══ Supplied data ══

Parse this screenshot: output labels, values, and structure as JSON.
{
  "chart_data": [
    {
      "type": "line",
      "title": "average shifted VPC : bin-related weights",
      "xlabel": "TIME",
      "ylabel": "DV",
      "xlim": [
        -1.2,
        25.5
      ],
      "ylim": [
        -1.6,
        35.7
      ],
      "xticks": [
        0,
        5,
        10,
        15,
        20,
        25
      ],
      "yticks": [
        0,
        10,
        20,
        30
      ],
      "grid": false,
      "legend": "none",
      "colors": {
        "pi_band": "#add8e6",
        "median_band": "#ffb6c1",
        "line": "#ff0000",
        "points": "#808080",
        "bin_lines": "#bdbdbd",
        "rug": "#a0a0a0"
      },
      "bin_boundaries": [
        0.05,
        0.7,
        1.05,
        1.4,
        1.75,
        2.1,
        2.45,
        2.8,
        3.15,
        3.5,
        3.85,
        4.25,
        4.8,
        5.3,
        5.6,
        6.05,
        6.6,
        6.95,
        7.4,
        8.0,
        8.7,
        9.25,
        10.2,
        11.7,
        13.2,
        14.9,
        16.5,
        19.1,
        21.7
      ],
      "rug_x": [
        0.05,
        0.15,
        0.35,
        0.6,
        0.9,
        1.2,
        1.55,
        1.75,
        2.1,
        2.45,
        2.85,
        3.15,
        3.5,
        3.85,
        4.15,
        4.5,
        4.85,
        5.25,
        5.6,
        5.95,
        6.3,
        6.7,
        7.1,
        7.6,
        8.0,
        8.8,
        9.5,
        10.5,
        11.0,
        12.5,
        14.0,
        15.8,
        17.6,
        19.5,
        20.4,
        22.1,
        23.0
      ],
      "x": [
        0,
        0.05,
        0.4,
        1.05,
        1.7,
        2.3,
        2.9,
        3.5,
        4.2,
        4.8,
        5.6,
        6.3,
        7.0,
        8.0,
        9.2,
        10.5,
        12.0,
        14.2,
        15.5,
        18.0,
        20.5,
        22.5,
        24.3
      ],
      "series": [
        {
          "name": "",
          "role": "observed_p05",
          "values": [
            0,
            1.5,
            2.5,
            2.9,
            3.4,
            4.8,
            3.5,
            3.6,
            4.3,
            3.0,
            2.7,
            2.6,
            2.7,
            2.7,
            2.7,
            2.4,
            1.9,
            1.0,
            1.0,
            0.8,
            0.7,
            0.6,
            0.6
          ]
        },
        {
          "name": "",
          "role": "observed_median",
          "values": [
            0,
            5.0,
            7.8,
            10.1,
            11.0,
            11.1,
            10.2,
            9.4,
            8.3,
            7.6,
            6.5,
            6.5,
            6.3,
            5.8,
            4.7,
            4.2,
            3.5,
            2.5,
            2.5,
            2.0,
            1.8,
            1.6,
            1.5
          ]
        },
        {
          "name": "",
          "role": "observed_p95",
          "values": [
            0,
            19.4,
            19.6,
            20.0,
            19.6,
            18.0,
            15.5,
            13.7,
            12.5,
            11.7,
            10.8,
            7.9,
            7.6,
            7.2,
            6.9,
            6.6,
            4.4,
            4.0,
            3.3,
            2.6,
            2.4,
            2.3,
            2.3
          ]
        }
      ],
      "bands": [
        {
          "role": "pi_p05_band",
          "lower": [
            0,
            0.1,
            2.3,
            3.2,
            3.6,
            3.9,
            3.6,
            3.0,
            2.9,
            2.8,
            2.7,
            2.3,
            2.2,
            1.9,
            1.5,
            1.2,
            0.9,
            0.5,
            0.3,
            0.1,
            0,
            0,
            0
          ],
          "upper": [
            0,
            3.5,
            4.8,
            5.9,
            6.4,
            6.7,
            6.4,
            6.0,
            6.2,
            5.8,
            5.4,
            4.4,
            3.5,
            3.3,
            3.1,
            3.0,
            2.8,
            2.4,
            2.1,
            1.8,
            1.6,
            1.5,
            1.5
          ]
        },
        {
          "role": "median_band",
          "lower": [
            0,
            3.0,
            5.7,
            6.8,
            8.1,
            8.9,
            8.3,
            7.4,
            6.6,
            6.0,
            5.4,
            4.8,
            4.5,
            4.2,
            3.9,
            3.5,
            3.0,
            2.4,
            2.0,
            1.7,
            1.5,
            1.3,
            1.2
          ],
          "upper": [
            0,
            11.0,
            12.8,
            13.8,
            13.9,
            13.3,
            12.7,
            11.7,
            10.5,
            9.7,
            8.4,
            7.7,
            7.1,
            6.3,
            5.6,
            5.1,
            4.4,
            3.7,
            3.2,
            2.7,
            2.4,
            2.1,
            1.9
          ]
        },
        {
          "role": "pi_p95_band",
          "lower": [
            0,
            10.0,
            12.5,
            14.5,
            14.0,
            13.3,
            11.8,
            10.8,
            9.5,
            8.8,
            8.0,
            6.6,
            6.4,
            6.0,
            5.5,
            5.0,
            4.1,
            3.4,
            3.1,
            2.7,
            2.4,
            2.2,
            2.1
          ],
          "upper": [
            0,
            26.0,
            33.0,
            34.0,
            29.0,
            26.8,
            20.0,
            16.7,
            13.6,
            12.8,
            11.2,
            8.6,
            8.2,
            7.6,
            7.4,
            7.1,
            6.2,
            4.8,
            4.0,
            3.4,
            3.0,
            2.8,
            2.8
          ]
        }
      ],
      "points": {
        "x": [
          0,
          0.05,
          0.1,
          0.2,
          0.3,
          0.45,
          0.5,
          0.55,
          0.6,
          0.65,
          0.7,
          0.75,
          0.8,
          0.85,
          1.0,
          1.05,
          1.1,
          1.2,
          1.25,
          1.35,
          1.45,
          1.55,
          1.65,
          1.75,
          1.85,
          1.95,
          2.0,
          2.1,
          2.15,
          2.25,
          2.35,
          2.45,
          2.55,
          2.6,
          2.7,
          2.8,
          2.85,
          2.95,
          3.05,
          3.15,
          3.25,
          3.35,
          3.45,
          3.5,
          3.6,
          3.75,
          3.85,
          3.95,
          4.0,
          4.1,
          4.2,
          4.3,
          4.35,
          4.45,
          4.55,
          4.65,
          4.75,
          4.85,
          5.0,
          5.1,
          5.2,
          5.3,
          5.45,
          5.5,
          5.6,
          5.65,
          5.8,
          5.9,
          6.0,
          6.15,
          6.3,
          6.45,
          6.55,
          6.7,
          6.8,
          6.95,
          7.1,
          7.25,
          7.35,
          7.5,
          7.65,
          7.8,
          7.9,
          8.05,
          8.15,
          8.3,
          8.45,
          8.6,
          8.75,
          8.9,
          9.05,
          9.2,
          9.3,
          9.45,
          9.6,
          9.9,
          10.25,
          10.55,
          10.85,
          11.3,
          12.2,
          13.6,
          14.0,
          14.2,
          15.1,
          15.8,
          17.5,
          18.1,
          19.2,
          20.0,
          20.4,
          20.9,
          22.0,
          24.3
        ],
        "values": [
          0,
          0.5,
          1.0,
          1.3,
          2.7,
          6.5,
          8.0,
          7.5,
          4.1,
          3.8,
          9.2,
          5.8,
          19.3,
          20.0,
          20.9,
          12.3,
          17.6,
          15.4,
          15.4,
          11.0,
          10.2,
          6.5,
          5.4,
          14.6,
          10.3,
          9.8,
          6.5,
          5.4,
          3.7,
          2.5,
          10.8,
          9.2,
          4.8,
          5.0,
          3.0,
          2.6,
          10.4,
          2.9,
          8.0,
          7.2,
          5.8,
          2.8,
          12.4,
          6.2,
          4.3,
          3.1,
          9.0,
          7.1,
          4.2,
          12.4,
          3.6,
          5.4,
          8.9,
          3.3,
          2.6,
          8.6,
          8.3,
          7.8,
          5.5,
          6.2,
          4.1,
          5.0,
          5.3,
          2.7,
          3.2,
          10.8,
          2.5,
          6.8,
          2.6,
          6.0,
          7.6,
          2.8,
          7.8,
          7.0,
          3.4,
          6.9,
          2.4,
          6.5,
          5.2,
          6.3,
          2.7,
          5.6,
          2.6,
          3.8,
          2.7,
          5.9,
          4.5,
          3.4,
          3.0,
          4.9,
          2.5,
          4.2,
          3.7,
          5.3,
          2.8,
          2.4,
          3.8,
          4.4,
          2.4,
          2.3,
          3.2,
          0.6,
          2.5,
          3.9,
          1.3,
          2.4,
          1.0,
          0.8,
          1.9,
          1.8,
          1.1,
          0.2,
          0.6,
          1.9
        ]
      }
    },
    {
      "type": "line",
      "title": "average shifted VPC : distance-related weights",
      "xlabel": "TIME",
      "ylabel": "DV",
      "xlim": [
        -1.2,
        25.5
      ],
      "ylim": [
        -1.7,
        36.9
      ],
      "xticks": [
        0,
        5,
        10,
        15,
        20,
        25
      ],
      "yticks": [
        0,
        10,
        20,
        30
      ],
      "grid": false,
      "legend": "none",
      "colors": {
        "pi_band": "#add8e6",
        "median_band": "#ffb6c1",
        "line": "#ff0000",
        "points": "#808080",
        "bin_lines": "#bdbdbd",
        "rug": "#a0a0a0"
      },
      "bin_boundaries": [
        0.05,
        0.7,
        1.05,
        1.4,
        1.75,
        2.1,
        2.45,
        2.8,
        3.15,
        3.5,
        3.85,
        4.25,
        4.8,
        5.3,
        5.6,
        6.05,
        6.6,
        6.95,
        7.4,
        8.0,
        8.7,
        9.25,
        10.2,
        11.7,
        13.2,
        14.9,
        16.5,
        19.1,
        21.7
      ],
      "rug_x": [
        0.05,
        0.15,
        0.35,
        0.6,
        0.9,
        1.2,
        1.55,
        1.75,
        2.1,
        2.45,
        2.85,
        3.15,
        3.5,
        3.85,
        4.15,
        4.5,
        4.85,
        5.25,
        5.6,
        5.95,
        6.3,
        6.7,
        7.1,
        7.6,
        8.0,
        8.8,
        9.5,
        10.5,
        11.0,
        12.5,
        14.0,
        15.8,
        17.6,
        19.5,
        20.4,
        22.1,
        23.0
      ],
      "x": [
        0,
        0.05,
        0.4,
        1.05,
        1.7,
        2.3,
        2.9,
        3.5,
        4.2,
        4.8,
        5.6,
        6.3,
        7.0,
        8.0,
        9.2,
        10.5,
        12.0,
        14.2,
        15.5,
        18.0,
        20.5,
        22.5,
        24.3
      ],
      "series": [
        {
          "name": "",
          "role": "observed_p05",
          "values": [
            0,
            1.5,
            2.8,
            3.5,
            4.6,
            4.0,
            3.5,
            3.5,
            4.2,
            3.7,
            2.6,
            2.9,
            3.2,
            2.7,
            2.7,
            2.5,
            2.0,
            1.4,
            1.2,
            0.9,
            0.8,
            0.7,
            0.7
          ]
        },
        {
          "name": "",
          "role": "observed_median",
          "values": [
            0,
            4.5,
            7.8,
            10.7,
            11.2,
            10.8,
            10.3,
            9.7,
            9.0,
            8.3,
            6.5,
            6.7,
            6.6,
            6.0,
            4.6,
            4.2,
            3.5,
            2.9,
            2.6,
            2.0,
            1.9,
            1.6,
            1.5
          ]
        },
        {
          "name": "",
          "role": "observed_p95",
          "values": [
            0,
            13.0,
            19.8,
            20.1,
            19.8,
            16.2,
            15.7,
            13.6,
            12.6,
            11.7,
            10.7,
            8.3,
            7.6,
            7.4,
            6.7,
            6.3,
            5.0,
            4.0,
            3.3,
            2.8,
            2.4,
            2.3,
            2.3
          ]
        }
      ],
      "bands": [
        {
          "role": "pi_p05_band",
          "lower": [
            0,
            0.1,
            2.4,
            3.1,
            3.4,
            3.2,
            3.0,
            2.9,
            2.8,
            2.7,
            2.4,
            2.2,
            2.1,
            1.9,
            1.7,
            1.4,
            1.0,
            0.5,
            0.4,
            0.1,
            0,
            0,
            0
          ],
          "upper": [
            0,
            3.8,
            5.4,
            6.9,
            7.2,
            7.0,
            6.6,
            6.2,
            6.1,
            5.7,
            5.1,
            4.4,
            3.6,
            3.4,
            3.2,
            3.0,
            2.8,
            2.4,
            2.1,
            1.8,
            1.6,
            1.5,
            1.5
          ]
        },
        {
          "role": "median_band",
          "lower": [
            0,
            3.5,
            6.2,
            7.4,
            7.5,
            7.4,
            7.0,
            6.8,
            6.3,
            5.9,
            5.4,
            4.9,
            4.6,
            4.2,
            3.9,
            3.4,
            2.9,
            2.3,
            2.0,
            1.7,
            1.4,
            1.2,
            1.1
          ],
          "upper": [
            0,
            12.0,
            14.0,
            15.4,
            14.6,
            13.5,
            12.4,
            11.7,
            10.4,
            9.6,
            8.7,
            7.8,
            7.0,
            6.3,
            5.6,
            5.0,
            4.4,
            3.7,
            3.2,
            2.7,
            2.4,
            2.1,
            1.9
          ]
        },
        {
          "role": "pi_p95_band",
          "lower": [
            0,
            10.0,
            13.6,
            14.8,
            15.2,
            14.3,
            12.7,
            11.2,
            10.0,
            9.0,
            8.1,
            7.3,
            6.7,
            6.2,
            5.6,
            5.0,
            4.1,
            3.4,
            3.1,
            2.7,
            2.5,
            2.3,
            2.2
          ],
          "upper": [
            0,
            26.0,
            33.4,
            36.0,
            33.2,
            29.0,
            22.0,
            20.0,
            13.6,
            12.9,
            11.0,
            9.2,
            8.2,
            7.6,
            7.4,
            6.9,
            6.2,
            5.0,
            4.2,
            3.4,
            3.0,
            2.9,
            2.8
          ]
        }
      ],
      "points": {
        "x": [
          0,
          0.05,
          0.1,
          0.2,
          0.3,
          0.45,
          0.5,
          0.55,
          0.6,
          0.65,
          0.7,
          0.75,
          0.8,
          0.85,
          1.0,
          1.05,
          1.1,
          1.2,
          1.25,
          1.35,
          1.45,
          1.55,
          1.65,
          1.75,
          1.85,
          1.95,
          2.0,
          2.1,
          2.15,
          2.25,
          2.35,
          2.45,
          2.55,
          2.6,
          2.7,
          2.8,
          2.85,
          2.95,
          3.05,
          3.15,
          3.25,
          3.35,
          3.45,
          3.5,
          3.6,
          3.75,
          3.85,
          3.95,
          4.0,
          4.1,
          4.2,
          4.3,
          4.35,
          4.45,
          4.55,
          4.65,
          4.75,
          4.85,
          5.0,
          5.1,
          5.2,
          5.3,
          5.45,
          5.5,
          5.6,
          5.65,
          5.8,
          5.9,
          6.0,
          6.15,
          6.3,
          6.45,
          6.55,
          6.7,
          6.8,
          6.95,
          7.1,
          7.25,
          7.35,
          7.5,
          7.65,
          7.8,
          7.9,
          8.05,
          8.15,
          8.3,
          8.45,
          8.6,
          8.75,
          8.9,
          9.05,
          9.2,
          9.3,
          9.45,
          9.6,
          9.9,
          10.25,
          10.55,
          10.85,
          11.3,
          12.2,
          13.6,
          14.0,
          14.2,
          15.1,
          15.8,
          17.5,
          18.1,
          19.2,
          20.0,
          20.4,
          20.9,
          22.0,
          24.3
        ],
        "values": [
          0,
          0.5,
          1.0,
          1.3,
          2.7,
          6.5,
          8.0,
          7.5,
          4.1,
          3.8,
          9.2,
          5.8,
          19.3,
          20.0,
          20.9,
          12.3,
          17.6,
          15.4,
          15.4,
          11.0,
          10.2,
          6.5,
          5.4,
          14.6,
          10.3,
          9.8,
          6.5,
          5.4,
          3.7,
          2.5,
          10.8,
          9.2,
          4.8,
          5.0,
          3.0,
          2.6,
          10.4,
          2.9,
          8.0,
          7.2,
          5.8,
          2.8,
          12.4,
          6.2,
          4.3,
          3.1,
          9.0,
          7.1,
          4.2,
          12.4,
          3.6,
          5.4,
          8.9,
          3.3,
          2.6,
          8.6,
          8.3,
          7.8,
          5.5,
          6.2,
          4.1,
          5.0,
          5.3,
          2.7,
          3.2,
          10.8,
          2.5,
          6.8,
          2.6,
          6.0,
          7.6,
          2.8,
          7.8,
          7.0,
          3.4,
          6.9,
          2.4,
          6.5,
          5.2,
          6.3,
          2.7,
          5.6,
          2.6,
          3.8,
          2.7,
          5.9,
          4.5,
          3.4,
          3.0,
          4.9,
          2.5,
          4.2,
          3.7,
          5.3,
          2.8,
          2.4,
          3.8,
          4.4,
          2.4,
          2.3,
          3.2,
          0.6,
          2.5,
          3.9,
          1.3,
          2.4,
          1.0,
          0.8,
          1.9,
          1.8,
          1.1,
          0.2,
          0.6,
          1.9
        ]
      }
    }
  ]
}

═══

» Your instructions
Go through the material above and count the lines that contain "shifted"; give that number alone.

» Written reply
2